● SUPPLIED RECORDS:
********

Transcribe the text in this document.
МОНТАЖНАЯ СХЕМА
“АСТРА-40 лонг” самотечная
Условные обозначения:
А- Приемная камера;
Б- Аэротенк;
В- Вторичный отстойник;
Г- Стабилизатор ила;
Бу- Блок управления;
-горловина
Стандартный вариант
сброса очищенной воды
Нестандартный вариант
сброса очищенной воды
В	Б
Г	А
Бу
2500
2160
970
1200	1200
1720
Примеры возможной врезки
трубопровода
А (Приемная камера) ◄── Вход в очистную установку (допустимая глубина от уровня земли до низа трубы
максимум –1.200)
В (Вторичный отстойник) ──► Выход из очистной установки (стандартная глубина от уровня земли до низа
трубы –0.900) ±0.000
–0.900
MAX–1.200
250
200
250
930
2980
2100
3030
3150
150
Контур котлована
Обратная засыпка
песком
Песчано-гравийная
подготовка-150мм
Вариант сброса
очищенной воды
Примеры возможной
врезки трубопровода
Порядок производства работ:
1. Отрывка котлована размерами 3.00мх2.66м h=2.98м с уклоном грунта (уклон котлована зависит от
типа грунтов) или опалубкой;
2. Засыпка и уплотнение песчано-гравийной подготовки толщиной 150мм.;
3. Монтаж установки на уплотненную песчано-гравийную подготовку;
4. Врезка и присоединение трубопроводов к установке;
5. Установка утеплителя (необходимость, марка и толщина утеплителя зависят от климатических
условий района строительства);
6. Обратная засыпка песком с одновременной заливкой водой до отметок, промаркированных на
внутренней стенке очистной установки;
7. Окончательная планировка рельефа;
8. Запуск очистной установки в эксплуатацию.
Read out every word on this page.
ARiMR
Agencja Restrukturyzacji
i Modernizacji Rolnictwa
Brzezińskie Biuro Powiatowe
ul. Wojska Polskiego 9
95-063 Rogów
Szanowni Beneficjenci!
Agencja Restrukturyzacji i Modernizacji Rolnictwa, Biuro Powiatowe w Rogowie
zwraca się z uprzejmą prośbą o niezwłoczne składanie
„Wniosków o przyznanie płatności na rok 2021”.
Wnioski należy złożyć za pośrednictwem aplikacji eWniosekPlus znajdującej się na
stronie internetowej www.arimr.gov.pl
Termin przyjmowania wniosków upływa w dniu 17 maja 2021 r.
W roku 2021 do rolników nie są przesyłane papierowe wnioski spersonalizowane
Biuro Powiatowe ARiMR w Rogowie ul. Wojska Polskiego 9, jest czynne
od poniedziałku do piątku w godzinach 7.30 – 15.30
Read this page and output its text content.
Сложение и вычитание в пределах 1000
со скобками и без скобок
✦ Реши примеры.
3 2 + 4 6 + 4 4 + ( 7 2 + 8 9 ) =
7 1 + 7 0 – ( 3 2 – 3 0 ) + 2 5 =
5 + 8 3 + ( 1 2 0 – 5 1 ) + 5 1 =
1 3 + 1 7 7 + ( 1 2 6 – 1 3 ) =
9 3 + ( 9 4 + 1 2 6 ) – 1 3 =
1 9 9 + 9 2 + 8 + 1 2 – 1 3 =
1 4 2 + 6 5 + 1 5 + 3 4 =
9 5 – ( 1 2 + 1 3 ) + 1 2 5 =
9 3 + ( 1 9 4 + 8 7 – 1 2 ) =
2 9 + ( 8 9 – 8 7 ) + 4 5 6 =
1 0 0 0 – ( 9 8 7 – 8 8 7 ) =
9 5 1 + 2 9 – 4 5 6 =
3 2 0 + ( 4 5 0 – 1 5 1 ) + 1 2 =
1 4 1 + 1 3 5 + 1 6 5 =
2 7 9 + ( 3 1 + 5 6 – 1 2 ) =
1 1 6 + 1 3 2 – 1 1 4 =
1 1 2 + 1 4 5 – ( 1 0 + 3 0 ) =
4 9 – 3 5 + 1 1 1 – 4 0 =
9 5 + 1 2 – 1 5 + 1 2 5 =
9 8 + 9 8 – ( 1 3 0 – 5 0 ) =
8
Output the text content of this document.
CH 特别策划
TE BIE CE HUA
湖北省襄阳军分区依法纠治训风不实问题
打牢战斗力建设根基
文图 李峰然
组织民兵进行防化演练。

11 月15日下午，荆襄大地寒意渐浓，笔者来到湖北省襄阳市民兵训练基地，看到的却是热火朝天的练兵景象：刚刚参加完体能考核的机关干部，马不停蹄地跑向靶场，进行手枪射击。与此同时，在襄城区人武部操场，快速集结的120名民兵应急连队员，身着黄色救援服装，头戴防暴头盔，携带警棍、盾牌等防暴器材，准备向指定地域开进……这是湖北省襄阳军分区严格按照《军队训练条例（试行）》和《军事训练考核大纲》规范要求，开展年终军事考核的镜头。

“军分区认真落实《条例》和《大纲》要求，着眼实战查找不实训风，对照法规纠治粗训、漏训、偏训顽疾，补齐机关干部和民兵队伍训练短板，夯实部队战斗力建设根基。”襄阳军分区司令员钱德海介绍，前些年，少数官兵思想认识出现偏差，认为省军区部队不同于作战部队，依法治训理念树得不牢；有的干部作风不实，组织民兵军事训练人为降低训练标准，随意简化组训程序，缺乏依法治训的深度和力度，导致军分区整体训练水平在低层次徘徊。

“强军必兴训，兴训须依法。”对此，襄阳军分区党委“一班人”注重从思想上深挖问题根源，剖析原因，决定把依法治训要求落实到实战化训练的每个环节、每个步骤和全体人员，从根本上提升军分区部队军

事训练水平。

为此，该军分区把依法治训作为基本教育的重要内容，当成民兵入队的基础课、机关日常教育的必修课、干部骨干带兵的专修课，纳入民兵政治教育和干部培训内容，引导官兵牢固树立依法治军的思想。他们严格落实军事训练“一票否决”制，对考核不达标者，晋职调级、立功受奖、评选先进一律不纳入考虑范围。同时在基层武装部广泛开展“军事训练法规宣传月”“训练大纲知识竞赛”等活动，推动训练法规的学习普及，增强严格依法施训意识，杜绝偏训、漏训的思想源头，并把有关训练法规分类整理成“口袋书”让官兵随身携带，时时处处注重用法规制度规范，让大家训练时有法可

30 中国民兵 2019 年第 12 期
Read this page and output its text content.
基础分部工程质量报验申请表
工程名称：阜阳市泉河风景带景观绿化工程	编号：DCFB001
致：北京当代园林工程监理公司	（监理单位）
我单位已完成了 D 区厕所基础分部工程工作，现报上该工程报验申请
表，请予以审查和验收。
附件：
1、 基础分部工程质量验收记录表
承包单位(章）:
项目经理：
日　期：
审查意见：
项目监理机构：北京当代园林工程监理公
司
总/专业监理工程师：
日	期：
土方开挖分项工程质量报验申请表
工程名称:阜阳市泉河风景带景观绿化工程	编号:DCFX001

********

● WHAT YOU ARE ASKED TO DO: All of the entries above must be quoted exactly.

● REPLY:
Transcribe the text in this document.
МОНТАЖНАЯ СХЕМА
“АСТРА-40 лонг” самотечная
Условные обозначения:
А- Приемная камера;
Б- Аэротенк;
В- Вторичный отстойник;
Г- Стабилизатор ила;
Бу- Блок управления;
-горловина
Стандартный вариант
сброса очищенной воды
Нестандартный вариант
сброса очищенной воды
В	Б
Г	А
Бу
2500
2160
970
1200	1200
1720
Примеры возможной врезки
трубопровода
А (Приемная камера) ◄── Вход в очистную установку (допустимая глубина от уровня земли до низа трубы
максимум –1.200)
В (Вторичный отстойник) ──► Выход из очистной установки (стандартная глубина от уровня земли до низа
трубы –0.900) ±0.000
–0.900
MAX–1.200
250
200
250
930
2980
2100
3030
3150
150
Контур котлована
Обратная засыпка
песком
Песчано-гравийная
подготовка-150мм
Вариант сброса
очищенной воды
Примеры возможной
врезки трубопровода
Порядок производства работ:
1. Отрывка котлована размерами 3.00мх2.66м h=2.98м с уклоном грунта (уклон котлована зависит от
типа грунтов) или опалубкой;
2. Засыпка и уплотнение песчано-гравийной подготовки толщиной 150мм.;
3. Монтаж установки на уплотненную песчано-гравийную подготовку;
4. Врезка и присоединение трубопроводов к установке;
5. Установка утеплителя (необходимость, марка и толщина утеплителя зависят от климатических
условий района строительства);
6. Обратная засыпка песком с одновременной заливкой водой до отметок, промаркированных на
внутренней стенке очистной установки;
7. Окончательная планировка рельефа;
8. Запуск очистной установки в эксплуатацию.
Read out every word on this page.
ARiMR
Agencja Restrukturyzacji
i Modernizacji Rolnictwa
Brzezińskie Biuro Powiatowe
ul. Wojska Polskiego 9
95-063 Rogów
Szanowni Beneficjenci!
Agencja Restrukturyzacji i Modernizacji Rolnictwa, Biuro Powiatowe w Rogowie
zwraca się z uprzejmą prośbą o niezwłoczne składanie
„Wniosków o przyznanie płatności na rok 2021”.
Wnioski należy złożyć za pośrednictwem aplikacji eWniosekPlus znajdującej się na
stronie internetowej www.arimr.gov.pl
Termin przyjmowania wniosków upływa w dniu 17 maja 2021 r.
W roku 2021 do rolników nie są przesyłane papierowe wnioski spersonalizowane
Biuro Powiatowe ARiMR w Rogowie ul. Wojska Polskiego 9, jest czynne
od poniedziałku do piątku w godzinach 7.30 – 15.30
Read this page and output its text content.
Сложение и вычитание в пределах 1000
со скобками и без скобок
✦ Реши примеры.
3 2 + 4 6 + 4 4 + ( 7 2 + 8 9 ) =
7 1 + 7 0 – ( 3 2 – 3 0 ) + 2 5 =
5 + 8 3 + ( 1 2 0 – 5 1 ) + 5 1 =
1 3 + 1 7 7 + ( 1 2 6 – 1 3 ) =
9 3 + ( 9 4 + 1 2 6 ) – 1 3 =
1 9 9 + 9 2 + 8 + 1 2 – 1 3 =
1 4 2 + 6 5 + 1 5 + 3 4 =
9 5 – ( 1 2 + 1 3 ) + 1 2 5 =
9 3 + ( 1 9 4 + 8 7 – 1 2 ) =
2 9 + ( 8 9 – 8 7 ) + 4 5 6 =
1 0 0 0 – ( 9 8 7 – 8 8 7 ) =
9 5 1 + 2 9 – 4 5 6 =
3 2 0 + ( 4 5 0 – 1 5 1 ) + 1 2 =
1 4 1 + 1 3 5 + 1 6 5 =
2 7 9 + ( 3 1 + 5 6 – 1 2 ) =
1 1 6 + 1 3 2 – 1 1 4 =
1 1 2 + 1 4 5 – ( 1 0 + 3 0 ) =
4 9 – 3 5 + 1 1 1 – 4 0 =
9 5 + 1 2 – 1 5 + 1 2 5 =
9 8 + 9 8 – ( 1 3 0 – 5 0 ) =
8
Output the text content of this document.
CH 特别策划
TE BIE CE HUA
湖北省襄阳军分区依法纠治训风不实问题
打牢战斗力建设根基
文图 李峰然
组织民兵进行防化演练。

11 月15日下午，荆襄大地寒意渐浓，笔者来到湖北省襄阳市民兵训练基地，看到的却是热火朝天的练兵景象：刚刚参加完体能考核的机关干部，马不停蹄地跑向靶场，进行手枪射击。与此同时，在襄城区人武部操场，快速集结的120名民兵应急连队员，身着黄色救援服装，头戴防暴头盔，携带警棍、盾牌等防暴器材，准备向指定地域开进……这是湖北省襄阳军分区严格按照《军队训练条例（试行）》和《军事训练考核大纲》规范要求，开展年终军事考核的镜头。

“军分区认真落实《条例》和《大纲》要求，着眼实战查找不实训风，对照法规纠治粗训、漏训、偏训顽疾，补齐机关干部和民兵队伍训练短板，夯实部队战斗力建设根基。”襄阳军分区司令员钱德海介绍，前些年，少数官兵思想认识出现偏差，认为省军区部队不同于作战部队，依法治训理念树得不牢；有的干部作风不实，组织民兵军事训练人为降低训练标准，随意简化组训程序，缺乏依法治训的深度和力度，导致军分区整体训练水平在低层次徘徊。

“强军必兴训，兴训须依法。”对此，襄阳军分区党委“一班人”注重从思想上深挖问题根源，剖析原因，决定把依法治训要求落实到实战化训练的每个环节、每个步骤和全体人员，从根本上提升军分区部队军

事训练水平。

为此，该军分区把依法治训作为基本教育的重要内容，当成民兵入队的基础课、机关日常教育的必修课、干部骨干带兵的专修课，纳入民兵政治教育和干部培训内容，引导官兵牢固树立依法治军的思想。他们严格落实军事训练“一票否决”制，对考核不达标者，晋职调级、立功受奖、评选先进一律不纳入考虑范围。同时在基层武装部广泛开展“军事训练法规宣传月”“训练大纲知识竞赛”等活动，推动训练法规的学习普及，增强严格依法施训意识，杜绝偏训、漏训的思想源头，并把有关训练法规分类整理成“口袋书”让官兵随身携带，时时处处注重用法规制度规范，让大家训练时有法可

30 中国民兵 2019 年第 12 期
Read this page and output its text content.
基础分部工程质量报验申请表
工程名称：阜阳市泉河风景带景观绿化工程	编号：DCFB001
致：北京当代园林工程监理公司	（监理单位）
我单位已完成了 D 区厕所基础分部工程工作，现报上该工程报验申请
表，请予以审查和验收。
附件：
1、 基础分部工程质量验收记录表
承包单位(章）:
项目经理：
日　期：
审查意见：
项目监理机构：北京当代园林工程监理公
司
总/专业监理工程师：
日	期：
土方开挖分项工程质量报验申请表
工程名称:阜阳市泉河风景带景观绿化工程	编号:DCFX001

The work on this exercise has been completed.